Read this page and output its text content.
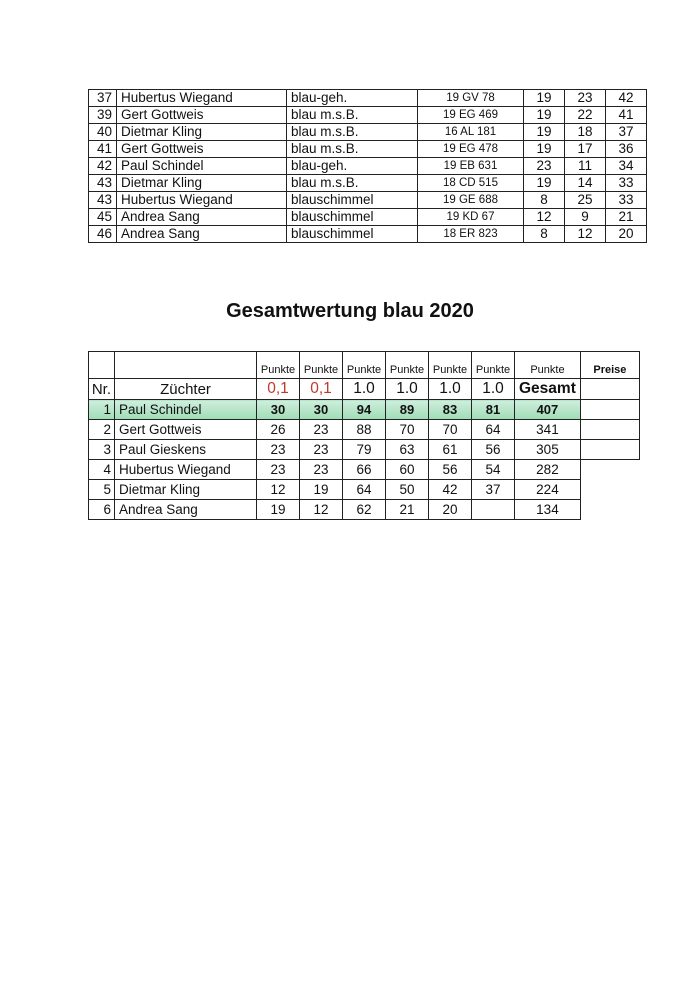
37	Hubertus Wiegand	blau-geh.	19 GV 78	19	23	42
39	Gert Gottweis	blau m.s.B.	19 EG 469	19	22	41
40	Dietmar Kling	blau m.s.B.	16 AL 181	19	18	37
41	Gert Gottweis	blau m.s.B.	19 EG 478	19	17	36
42	Paul Schindel	blau-geh.	19 EB 631	23	11	34
43	Dietmar Kling	blau m.s.B.	18 CD 515	19	14	33
43	Hubertus Wiegand	blauschimmel	19 GE 688	8	25	33
45	Andrea Sang	blauschimmel	19 KD 67	12	9	21
46	Andrea Sang	blauschimmel	18 ER 823	8	12	20
Gesamtwertung blau 2020
		Punkte	Punkte	Punkte	Punkte	Punkte	Punkte	Punkte	Preise
Nr.	Züchter	0,1	0,1	1.0	1.0	1.0	1.0	Gesamt	
1	Paul Schindel	30	30	94	89	83	81	407	
2	Gert Gottweis	26	23	88	70	70	64	341	
3	Paul Gieskens	23	23	79	63	61	56	305	
4	Hubertus Wiegand	23	23	66	60	56	54	282	
5	Dietmar Kling	12	19	64	50	42	37	224	
6	Andrea Sang	19	12	62	21	20		134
-*-*-
> _EXERCISE_
Which lines include "Gert"? Copy each of them out.

> _RESPONSE_
39	Gert Gottweis	blau m.s.B.	19 EG 469	19	22	41
41	Gert Gottweis	blau m.s.B.	19 EG 478	19	17	36
2	Gert Gottweis	26	23	88	70	70	64	341	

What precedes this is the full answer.